● Given information:

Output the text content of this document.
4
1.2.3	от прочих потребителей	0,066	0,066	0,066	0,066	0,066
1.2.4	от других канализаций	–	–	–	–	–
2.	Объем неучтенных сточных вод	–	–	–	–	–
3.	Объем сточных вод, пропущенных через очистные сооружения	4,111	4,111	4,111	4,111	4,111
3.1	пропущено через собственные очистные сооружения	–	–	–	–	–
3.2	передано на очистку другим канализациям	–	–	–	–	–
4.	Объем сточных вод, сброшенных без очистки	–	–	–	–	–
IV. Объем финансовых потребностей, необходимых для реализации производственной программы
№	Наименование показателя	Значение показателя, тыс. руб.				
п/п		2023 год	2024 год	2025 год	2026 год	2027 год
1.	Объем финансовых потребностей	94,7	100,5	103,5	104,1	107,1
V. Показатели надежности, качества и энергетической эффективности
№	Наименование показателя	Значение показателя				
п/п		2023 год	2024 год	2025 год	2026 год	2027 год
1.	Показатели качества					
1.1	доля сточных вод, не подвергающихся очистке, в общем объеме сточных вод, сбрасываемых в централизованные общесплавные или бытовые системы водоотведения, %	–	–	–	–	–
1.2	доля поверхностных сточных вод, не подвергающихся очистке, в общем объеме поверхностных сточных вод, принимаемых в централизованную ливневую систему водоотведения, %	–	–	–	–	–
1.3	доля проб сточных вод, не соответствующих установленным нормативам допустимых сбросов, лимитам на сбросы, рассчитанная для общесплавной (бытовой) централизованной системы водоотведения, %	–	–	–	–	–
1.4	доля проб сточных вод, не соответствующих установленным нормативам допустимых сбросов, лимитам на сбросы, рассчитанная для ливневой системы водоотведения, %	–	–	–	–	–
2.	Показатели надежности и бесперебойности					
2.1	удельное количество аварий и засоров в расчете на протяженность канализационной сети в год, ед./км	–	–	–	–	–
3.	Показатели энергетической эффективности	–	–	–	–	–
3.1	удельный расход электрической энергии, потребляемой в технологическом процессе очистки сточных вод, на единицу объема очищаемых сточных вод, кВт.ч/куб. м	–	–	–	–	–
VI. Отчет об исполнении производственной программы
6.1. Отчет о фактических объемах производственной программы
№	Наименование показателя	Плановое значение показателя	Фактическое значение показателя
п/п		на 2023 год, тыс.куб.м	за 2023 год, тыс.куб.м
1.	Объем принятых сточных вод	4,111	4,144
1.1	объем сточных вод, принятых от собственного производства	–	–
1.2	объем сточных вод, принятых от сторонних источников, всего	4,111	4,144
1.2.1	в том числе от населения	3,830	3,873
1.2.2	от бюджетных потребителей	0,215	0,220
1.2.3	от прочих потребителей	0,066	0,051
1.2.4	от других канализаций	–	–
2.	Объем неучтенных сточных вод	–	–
...
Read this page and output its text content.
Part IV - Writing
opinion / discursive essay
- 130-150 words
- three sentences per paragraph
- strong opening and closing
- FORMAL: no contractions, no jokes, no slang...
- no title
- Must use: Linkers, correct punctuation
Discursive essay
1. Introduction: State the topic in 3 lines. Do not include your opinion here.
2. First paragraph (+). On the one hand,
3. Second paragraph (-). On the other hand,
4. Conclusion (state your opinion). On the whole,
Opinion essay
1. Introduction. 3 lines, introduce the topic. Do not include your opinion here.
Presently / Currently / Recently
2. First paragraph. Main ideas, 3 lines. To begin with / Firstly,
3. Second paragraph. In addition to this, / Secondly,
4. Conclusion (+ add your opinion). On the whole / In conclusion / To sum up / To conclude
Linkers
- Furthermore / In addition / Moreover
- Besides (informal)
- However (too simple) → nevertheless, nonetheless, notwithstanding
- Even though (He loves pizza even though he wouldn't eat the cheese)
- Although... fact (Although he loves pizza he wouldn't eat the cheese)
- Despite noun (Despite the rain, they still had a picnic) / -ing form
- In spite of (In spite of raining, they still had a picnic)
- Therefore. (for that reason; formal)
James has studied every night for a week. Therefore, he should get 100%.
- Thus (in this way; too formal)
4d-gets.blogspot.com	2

● Goal: Check the data for the word "paragraph" and pull out the lines that have it.

● Full output:
- three sentences per paragraph
2. First paragraph (+). On the one hand,
3. Second paragraph (-). On the other hand,
2. First paragraph. Main ideas, 3 lines. To begin with / Firstly,
3. Second paragraph. In addition to this, / Secondly,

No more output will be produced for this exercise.